**Given problem:**
Please copy out the material below word for word, starting with its first line and going on through the line with "- x-tick-label: 5: [586, 455, 593, 467]", including that line.
##### Listing #####
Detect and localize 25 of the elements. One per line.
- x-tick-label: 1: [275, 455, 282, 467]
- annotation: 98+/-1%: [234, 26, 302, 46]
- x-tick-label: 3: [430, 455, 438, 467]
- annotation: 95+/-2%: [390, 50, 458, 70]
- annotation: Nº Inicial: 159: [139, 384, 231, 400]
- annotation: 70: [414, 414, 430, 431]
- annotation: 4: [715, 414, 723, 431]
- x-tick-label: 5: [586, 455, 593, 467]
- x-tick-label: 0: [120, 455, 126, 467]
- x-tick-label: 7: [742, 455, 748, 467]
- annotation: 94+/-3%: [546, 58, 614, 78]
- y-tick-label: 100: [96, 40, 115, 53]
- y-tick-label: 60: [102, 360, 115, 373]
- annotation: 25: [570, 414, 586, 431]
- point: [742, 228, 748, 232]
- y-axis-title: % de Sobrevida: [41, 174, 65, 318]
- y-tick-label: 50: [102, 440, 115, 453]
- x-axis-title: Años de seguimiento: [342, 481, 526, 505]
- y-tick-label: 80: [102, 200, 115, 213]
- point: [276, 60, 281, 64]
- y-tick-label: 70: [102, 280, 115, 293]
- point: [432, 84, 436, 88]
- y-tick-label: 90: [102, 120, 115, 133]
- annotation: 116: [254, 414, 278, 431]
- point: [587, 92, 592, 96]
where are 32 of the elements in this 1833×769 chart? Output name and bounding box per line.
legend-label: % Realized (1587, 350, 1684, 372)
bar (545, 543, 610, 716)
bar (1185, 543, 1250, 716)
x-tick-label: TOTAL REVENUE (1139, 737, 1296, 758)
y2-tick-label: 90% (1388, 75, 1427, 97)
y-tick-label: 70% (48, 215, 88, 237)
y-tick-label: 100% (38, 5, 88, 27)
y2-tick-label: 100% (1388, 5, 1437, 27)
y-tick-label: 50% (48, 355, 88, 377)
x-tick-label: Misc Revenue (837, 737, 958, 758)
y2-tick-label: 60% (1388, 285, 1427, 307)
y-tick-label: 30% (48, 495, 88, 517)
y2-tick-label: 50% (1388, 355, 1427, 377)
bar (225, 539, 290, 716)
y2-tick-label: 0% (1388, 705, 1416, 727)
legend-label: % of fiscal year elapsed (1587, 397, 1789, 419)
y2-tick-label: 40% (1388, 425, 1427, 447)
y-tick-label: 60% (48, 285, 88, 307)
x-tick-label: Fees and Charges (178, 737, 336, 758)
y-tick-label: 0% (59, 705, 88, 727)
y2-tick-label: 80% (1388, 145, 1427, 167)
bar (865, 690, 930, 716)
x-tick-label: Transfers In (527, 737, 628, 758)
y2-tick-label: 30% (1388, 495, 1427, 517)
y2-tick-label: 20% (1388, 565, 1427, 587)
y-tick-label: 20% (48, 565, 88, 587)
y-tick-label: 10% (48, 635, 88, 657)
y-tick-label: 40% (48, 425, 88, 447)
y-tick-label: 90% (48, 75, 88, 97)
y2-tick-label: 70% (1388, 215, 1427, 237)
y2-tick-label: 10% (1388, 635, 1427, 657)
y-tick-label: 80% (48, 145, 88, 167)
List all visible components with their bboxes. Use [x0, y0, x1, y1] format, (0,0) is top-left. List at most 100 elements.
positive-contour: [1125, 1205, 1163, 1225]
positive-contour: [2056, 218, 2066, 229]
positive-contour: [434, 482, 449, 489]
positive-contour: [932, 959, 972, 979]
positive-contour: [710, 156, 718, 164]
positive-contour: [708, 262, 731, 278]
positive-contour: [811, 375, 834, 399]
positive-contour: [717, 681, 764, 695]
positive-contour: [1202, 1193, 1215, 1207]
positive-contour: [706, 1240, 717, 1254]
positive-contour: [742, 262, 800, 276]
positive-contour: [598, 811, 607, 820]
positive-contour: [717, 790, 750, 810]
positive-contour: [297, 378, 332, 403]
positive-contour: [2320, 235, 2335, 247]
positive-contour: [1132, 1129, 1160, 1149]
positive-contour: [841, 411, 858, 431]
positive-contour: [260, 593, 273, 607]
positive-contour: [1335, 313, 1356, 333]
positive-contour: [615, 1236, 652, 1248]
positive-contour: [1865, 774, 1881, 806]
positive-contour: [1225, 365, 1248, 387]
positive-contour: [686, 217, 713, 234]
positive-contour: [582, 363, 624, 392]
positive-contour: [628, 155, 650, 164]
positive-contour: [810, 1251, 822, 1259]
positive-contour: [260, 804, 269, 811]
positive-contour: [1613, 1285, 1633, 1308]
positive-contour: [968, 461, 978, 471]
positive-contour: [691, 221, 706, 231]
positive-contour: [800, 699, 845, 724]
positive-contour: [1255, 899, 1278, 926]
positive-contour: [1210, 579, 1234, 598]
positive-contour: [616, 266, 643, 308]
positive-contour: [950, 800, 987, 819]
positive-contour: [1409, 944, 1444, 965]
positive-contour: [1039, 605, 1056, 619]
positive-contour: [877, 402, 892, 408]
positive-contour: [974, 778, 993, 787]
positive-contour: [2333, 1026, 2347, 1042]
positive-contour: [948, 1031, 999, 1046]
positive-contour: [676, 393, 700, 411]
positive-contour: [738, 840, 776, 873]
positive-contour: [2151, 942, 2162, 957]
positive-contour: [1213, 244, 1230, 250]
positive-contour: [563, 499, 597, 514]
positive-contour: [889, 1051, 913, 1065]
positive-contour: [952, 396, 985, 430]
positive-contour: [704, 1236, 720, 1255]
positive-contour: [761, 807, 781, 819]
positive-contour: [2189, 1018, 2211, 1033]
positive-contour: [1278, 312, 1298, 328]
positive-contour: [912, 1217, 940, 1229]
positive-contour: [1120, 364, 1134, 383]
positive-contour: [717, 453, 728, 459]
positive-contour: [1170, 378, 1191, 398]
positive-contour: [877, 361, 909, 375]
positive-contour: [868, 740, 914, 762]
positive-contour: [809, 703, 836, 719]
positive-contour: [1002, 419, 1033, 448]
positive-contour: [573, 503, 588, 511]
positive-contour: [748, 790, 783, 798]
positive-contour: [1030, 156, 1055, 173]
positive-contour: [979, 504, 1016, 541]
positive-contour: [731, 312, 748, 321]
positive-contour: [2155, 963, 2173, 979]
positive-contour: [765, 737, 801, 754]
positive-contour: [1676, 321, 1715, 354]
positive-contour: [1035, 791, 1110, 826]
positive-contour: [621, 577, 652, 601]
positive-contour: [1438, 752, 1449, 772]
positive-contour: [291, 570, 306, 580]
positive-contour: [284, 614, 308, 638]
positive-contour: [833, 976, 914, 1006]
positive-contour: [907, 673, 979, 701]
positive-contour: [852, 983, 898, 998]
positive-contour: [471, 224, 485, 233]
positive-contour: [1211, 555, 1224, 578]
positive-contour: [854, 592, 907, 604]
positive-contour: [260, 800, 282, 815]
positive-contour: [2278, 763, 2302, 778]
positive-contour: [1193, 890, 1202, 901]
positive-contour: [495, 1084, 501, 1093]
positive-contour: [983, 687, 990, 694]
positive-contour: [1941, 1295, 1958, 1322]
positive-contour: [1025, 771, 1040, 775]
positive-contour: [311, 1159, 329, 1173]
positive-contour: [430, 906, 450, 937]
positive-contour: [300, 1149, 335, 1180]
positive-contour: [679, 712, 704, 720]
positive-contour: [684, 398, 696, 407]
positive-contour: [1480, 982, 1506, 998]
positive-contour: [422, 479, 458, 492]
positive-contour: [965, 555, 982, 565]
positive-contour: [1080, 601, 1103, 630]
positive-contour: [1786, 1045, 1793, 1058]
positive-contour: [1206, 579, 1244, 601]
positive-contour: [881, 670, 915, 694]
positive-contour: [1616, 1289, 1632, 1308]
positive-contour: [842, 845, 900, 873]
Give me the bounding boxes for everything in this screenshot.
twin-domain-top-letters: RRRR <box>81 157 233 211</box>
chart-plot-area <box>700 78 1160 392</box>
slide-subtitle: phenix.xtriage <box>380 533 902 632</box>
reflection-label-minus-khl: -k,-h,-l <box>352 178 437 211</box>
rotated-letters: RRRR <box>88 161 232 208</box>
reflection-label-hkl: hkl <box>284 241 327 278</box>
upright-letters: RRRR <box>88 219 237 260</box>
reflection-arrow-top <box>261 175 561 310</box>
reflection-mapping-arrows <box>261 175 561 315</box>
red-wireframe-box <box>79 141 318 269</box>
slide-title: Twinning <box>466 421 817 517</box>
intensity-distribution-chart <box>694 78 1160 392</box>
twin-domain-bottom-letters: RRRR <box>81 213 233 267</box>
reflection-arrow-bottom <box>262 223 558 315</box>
#####
**Output for this task:**
Detect and localize 25 of the elements. One per line.
- x-tick-label: 1: [275, 455, 282, 467]
- annotation: 98+/-1%: [234, 26, 302, 46]
- x-tick-label: 3: [430, 455, 438, 467]
- annotation: 95+/-2%: [390, 50, 458, 70]
- annotation: Nº Inicial: 159: [139, 384, 231, 400]
- annotation: 70: [414, 414, 430, 431]
- annotation: 4: [715, 414, 723, 431]
- x-tick-label: 5: [586, 455, 593, 467]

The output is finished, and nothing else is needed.